Extracts from a graphics dataset:
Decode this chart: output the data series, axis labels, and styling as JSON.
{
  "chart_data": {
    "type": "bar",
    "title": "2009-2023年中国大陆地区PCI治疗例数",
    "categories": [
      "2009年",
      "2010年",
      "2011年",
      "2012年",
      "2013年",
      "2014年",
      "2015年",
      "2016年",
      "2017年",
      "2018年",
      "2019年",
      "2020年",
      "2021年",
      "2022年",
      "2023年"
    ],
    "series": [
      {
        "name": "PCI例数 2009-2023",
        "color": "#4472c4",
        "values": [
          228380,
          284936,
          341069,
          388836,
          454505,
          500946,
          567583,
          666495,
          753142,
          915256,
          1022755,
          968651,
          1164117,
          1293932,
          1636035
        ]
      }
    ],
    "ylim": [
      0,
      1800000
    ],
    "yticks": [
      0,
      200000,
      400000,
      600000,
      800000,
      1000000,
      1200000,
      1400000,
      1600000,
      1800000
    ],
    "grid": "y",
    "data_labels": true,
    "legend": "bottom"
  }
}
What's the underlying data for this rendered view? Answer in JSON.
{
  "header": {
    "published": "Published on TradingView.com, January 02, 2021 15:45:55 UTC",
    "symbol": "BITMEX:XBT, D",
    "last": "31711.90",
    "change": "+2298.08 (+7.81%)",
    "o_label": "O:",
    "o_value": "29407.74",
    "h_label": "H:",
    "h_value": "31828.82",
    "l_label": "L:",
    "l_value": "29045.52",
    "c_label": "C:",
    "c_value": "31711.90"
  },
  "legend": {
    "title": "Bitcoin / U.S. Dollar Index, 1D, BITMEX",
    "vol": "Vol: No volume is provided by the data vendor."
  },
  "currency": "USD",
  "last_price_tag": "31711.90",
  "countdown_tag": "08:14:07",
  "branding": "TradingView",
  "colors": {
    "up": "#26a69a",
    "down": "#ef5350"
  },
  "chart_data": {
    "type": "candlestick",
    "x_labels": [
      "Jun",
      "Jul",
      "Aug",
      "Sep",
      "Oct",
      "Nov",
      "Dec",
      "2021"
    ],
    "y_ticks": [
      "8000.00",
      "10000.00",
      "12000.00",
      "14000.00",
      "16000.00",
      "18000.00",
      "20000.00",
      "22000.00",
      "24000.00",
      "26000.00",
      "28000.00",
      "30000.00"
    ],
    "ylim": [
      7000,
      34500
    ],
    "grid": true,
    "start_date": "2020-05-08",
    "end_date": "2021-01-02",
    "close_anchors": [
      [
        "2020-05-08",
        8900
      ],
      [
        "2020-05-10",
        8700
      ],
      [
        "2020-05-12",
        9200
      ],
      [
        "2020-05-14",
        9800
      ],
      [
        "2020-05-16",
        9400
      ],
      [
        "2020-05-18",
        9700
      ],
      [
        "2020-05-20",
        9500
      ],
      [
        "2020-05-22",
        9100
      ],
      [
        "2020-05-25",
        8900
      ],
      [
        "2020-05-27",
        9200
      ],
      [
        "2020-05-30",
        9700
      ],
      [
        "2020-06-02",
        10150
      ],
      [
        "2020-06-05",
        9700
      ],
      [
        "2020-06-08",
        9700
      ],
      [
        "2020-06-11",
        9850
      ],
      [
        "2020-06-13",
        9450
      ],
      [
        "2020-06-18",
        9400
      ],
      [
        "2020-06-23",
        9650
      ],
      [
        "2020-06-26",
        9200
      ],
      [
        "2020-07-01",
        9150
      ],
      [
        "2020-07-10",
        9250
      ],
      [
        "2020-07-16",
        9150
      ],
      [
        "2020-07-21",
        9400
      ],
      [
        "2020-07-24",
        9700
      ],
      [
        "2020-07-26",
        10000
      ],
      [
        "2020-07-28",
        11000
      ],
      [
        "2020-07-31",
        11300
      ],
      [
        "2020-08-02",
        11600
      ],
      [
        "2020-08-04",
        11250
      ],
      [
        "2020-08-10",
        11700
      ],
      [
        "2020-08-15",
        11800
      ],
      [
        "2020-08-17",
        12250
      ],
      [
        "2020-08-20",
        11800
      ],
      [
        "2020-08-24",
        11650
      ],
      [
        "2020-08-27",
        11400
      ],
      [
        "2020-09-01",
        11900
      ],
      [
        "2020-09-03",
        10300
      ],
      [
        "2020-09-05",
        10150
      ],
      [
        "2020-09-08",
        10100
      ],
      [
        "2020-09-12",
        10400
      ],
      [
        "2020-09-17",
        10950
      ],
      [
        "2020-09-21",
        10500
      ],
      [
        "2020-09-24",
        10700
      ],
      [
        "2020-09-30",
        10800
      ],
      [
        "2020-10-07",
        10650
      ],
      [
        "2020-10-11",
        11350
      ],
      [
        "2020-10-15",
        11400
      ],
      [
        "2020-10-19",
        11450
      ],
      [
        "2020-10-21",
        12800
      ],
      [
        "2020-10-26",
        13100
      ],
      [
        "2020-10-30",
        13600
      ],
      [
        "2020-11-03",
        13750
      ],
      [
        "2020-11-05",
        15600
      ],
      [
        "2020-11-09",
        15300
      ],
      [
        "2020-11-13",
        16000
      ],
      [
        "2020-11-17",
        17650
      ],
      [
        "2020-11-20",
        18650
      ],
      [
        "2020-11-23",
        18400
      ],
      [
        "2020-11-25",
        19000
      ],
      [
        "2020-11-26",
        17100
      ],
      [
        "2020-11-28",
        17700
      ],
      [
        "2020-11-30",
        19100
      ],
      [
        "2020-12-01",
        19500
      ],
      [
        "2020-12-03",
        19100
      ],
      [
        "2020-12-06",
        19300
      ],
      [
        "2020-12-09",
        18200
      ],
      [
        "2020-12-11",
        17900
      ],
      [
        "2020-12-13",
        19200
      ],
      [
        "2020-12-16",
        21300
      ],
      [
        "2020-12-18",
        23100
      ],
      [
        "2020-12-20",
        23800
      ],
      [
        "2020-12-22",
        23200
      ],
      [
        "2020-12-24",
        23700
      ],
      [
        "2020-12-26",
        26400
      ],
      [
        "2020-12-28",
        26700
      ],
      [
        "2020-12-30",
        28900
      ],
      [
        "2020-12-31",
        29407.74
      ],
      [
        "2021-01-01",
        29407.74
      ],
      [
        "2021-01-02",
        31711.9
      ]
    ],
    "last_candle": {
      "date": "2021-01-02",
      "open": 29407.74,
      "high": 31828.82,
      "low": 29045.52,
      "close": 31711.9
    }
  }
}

Problem description: Read the entries above, then pull out the lines that include "title".

Exercise answer:
    "title": "2009-2023年中国大陆地区PCI治疗例数",
    "title": "Bitcoin / U.S. Dollar Index, 1D, BITMEX",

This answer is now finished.